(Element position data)
>>
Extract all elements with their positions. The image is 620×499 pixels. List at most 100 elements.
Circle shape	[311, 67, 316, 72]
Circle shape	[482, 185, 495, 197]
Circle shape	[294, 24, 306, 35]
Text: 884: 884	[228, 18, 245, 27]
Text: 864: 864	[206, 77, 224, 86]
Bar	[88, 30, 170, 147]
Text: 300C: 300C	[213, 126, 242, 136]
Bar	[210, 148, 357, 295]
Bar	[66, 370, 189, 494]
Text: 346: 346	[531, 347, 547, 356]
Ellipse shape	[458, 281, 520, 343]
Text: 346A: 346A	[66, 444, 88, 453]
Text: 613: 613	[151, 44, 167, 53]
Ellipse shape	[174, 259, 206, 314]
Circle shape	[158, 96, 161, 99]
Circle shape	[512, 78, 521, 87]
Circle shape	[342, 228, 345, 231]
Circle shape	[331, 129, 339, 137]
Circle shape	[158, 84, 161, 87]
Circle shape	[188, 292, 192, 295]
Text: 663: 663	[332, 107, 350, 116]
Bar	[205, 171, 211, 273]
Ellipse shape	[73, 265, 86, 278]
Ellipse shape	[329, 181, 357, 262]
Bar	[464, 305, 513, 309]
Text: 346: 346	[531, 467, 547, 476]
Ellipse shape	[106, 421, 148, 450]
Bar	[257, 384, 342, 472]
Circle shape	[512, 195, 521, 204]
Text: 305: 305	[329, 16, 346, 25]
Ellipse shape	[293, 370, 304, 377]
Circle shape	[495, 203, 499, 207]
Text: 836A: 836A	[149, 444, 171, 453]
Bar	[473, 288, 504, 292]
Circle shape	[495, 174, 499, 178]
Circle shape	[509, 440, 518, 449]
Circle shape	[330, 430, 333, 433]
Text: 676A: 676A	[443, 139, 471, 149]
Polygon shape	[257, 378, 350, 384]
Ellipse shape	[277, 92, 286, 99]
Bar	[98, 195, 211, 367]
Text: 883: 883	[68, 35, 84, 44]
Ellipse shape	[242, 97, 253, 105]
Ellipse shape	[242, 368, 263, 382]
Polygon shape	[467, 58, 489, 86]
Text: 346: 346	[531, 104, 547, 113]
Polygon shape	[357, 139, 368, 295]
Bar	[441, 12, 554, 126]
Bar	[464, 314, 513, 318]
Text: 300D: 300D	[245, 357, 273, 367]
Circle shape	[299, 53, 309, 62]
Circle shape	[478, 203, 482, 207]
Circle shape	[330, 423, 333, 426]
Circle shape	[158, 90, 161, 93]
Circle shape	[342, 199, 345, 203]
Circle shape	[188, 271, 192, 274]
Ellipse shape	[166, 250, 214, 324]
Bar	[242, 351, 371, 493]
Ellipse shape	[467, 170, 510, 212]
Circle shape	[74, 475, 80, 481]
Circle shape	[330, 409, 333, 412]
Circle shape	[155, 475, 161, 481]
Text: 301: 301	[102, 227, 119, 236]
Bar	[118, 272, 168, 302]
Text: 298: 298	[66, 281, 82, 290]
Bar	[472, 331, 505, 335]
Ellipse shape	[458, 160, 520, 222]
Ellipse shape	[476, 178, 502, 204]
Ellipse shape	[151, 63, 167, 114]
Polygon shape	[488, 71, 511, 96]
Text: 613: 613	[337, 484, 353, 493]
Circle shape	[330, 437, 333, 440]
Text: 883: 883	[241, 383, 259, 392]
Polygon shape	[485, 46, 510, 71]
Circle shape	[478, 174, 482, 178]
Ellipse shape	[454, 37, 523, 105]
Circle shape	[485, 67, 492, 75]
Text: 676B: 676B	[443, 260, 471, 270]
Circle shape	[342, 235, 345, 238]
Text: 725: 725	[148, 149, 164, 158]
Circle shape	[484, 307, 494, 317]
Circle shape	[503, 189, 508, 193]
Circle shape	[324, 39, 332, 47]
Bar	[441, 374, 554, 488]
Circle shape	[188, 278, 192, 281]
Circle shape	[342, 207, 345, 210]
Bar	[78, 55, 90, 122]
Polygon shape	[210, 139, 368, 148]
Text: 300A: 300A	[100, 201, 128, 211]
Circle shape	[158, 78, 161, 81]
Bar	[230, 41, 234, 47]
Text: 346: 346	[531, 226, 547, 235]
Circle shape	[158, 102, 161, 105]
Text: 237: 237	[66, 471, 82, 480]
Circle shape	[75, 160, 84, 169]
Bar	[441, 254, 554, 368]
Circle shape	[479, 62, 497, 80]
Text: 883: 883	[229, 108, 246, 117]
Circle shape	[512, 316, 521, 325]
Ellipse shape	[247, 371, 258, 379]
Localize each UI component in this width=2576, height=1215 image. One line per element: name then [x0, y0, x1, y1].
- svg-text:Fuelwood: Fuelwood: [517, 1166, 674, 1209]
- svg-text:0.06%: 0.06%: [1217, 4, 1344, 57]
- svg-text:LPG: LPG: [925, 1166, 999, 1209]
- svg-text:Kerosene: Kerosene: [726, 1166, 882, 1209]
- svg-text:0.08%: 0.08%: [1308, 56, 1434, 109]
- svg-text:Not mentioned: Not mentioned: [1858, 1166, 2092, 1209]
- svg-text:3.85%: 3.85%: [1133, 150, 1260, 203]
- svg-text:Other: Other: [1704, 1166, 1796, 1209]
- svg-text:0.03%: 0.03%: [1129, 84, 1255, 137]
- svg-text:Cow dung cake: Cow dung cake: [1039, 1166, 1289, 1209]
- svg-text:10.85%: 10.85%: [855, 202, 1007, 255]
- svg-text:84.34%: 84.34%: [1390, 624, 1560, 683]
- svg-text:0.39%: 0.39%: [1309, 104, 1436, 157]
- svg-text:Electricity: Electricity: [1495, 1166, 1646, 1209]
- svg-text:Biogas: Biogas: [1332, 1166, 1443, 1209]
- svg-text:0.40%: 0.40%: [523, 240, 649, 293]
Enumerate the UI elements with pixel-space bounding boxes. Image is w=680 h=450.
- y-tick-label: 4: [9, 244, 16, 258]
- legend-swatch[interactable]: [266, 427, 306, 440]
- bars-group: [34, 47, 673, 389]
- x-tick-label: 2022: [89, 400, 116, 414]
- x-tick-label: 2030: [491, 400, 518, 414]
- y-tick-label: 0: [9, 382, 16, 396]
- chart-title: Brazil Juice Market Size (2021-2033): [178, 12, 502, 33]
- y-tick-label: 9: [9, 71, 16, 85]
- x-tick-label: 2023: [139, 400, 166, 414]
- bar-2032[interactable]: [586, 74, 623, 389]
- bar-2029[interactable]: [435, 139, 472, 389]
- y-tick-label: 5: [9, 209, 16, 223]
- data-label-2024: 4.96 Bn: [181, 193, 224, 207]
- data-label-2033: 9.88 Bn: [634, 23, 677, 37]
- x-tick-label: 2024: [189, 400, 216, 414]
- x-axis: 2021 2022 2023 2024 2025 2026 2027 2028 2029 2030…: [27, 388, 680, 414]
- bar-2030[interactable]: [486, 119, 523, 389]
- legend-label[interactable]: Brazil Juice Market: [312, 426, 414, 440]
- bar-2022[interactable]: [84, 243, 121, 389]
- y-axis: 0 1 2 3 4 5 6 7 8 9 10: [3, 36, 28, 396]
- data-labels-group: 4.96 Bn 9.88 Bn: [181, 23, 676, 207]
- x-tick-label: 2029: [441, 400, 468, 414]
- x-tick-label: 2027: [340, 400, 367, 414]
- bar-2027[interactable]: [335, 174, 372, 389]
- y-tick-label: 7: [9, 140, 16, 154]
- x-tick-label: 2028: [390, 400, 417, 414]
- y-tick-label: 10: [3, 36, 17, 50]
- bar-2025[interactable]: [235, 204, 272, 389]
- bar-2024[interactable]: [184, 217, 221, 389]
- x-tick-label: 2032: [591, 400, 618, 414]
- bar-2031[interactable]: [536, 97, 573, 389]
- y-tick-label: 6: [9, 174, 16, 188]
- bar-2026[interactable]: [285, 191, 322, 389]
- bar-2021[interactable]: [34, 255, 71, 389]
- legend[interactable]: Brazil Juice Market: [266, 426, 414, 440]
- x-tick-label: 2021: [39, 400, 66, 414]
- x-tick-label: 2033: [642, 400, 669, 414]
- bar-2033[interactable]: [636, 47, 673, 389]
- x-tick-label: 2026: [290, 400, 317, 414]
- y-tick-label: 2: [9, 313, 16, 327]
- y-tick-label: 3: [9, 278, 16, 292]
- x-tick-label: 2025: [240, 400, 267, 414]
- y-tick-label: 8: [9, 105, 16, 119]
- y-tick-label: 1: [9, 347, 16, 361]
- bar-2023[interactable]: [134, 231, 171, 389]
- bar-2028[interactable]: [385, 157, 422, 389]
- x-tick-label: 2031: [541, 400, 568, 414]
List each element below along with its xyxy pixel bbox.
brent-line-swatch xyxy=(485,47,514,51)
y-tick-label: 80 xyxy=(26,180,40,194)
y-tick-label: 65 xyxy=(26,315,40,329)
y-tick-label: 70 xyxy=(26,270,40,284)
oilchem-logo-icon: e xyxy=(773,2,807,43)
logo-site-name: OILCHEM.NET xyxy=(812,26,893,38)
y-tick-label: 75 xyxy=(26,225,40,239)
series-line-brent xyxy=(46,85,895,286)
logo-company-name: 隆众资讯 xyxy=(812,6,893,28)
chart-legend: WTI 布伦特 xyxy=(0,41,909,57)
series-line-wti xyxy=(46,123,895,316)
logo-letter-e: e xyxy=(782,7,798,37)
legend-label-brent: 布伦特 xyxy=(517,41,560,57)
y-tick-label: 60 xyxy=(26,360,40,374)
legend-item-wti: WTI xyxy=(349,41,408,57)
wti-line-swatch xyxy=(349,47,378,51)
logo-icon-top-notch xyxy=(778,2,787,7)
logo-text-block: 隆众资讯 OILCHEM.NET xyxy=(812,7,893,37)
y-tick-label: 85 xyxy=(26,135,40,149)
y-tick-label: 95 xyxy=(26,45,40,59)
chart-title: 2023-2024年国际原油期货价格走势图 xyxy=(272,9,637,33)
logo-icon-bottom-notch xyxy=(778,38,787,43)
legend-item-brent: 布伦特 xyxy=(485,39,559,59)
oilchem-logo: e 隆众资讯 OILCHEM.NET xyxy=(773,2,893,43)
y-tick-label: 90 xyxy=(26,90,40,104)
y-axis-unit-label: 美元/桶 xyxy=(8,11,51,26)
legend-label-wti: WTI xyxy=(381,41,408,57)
<<
Your objective ▸ Quote the records word for word, starting at their first line and ending at the line that contains "281, 520, 343]".

Worked solution ▸
Extract all elements with their positions. The image is 620×499 pixels. List at most 100 elements.
Circle shape	[311, 67, 316, 72]
Circle shape	[482, 185, 495, 197]
Circle shape	[294, 24, 306, 35]
Text: 884: 884	[228, 18, 245, 27]
Text: 864: 864	[206, 77, 224, 86]
Bar	[88, 30, 170, 147]
Text: 300C: 300C	[213, 126, 242, 136]
Bar	[210, 148, 357, 295]
Bar	[66, 370, 189, 494]
Text: 346: 346	[531, 347, 547, 356]
Ellipse shape	[458, 281, 520, 343]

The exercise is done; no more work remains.